Exercise directions
Extract the lines of the material exactly as they appear, from the line containing "What elements are" to the line containing "code-token-plain: memberType = <box>135", including both. Omit any pictures from your answer.

Annotated element listings
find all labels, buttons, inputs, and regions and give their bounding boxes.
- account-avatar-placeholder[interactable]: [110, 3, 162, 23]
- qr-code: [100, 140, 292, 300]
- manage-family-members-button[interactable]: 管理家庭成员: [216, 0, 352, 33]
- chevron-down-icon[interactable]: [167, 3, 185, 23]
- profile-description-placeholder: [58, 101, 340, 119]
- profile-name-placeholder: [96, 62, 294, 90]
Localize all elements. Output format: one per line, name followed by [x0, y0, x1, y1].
* * *
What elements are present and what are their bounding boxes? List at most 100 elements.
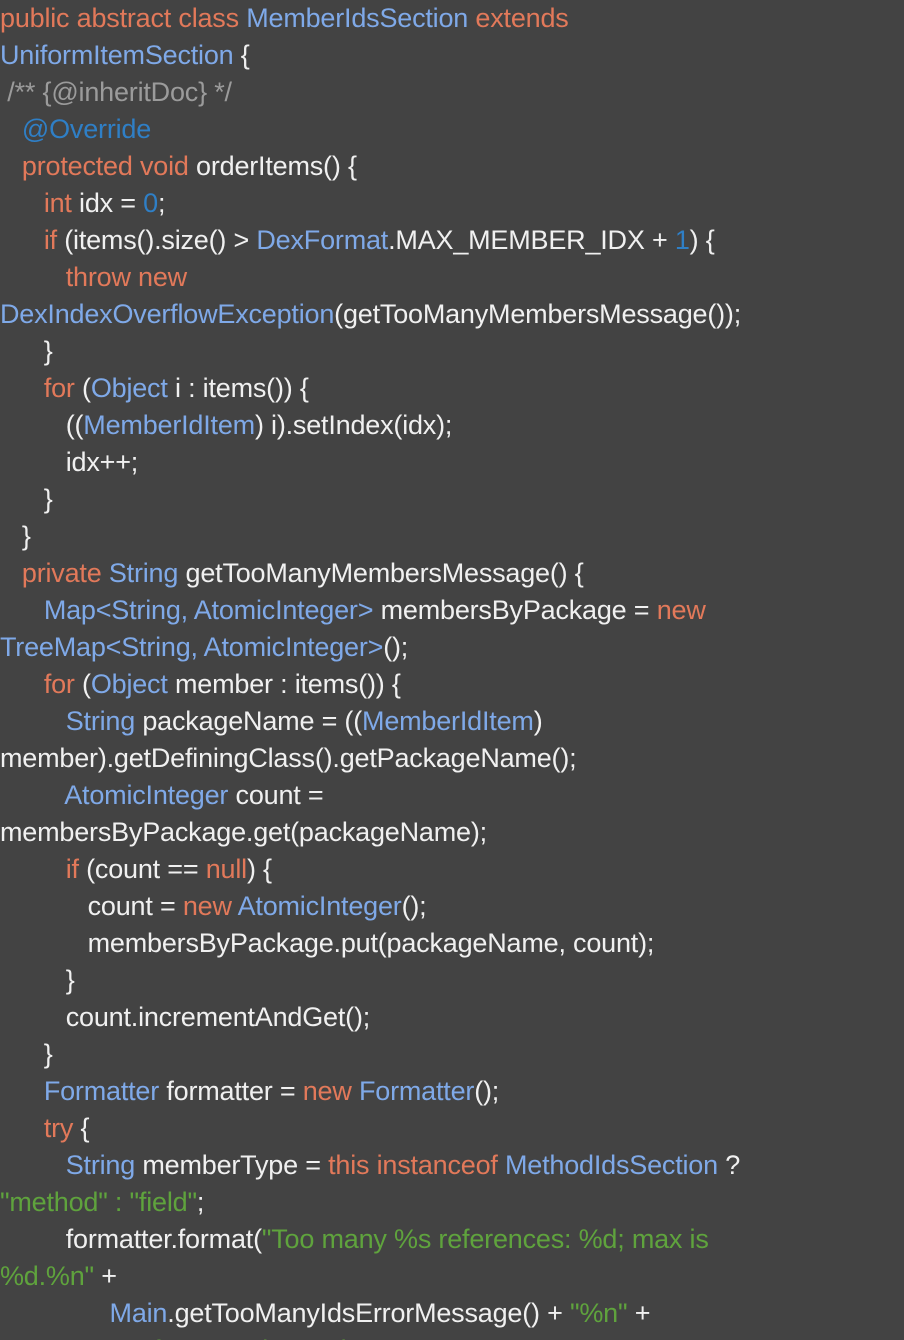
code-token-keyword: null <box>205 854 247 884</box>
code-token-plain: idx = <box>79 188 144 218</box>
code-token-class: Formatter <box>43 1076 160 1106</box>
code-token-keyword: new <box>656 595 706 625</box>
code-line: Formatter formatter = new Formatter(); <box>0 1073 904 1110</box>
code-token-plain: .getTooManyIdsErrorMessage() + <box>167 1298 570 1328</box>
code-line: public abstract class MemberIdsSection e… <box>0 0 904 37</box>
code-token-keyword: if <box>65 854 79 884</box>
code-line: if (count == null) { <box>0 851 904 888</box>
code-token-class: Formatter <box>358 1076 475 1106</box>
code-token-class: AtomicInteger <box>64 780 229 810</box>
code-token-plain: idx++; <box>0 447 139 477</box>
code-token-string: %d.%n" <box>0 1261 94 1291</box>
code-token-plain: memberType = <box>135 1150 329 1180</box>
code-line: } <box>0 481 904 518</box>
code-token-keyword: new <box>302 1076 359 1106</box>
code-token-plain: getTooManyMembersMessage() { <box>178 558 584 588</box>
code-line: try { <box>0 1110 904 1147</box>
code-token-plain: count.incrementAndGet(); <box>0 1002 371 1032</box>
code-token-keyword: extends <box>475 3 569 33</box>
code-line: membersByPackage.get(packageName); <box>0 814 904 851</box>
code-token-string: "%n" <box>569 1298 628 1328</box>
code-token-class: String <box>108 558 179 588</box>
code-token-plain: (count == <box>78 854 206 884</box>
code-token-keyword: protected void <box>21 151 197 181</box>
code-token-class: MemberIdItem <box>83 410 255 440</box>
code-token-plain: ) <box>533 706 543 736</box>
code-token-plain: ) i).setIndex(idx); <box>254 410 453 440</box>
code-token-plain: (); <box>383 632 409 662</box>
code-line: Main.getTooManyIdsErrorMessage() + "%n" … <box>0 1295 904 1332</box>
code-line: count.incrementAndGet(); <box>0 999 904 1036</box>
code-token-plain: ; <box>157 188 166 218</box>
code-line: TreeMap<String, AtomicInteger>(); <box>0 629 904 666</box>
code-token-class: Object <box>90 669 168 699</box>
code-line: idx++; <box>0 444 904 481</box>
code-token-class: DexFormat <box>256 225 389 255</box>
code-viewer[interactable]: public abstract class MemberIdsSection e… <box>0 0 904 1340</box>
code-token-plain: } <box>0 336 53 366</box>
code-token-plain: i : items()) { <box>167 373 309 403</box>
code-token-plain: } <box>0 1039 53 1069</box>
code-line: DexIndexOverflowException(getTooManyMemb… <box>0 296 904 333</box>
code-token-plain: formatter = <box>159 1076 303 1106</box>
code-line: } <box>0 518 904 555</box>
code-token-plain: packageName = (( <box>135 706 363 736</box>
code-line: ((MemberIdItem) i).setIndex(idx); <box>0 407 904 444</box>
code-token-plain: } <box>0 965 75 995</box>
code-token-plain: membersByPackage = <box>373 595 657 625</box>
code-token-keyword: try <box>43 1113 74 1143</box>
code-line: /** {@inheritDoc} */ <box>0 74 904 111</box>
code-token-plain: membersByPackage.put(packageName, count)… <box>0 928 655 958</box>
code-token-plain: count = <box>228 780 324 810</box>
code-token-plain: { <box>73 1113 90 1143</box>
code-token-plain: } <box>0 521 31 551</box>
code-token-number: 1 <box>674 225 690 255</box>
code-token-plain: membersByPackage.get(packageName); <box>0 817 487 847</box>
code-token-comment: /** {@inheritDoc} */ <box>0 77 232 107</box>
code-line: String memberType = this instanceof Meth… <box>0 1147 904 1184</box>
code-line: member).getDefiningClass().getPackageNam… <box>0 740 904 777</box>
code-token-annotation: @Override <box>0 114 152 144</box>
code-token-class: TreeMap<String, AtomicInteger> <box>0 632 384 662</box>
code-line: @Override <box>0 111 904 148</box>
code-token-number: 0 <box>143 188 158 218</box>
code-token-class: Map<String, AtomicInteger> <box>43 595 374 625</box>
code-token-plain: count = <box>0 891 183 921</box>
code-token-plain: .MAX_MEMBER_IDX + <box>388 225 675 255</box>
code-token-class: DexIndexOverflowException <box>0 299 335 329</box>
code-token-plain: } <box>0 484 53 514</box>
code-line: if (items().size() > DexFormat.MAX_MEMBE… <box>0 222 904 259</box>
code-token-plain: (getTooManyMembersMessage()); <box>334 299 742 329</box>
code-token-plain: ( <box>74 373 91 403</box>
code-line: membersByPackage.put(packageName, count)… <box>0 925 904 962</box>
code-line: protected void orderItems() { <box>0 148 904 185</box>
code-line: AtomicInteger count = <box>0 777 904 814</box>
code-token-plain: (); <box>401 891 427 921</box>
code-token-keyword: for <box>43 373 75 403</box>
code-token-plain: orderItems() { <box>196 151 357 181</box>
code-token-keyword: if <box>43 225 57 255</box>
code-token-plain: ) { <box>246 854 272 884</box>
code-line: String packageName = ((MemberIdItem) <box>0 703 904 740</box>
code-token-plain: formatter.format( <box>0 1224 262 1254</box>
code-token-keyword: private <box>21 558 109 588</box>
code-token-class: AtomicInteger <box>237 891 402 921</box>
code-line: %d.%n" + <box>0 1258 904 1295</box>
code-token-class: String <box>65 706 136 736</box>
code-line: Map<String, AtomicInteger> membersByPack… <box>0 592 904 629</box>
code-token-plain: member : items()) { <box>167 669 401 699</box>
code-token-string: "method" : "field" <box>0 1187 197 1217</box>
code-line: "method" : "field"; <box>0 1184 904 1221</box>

Output
What elements are present and what are their bounding boxes? List at most 100 elements.
code-token-keyword: null <box>205 854 247 884</box>
code-token-plain: idx = <box>79 188 144 218</box>
code-token-class: Formatter <box>43 1076 160 1106</box>
code-token-keyword: new <box>656 595 706 625</box>
code-line: Formatter formatter = new Formatter(); <box>0 1073 904 1110</box>
code-token-plain: .getTooManyIdsErrorMessage() + <box>167 1298 570 1328</box>
code-line: public abstract class MemberIdsSection e… <box>0 0 904 37</box>
code-token-keyword: if <box>65 854 79 884</box>
code-line: if (count == null) { <box>0 851 904 888</box>
code-token-class: Formatter <box>358 1076 475 1106</box>
code-token-class: AtomicInteger <box>64 780 229 810</box>
code-token-plain: idx++; <box>0 447 139 477</box>
code-token-string: %d.%n" <box>0 1261 94 1291</box>
code-token-plain: memberType = <box>135 1150 329 1180</box>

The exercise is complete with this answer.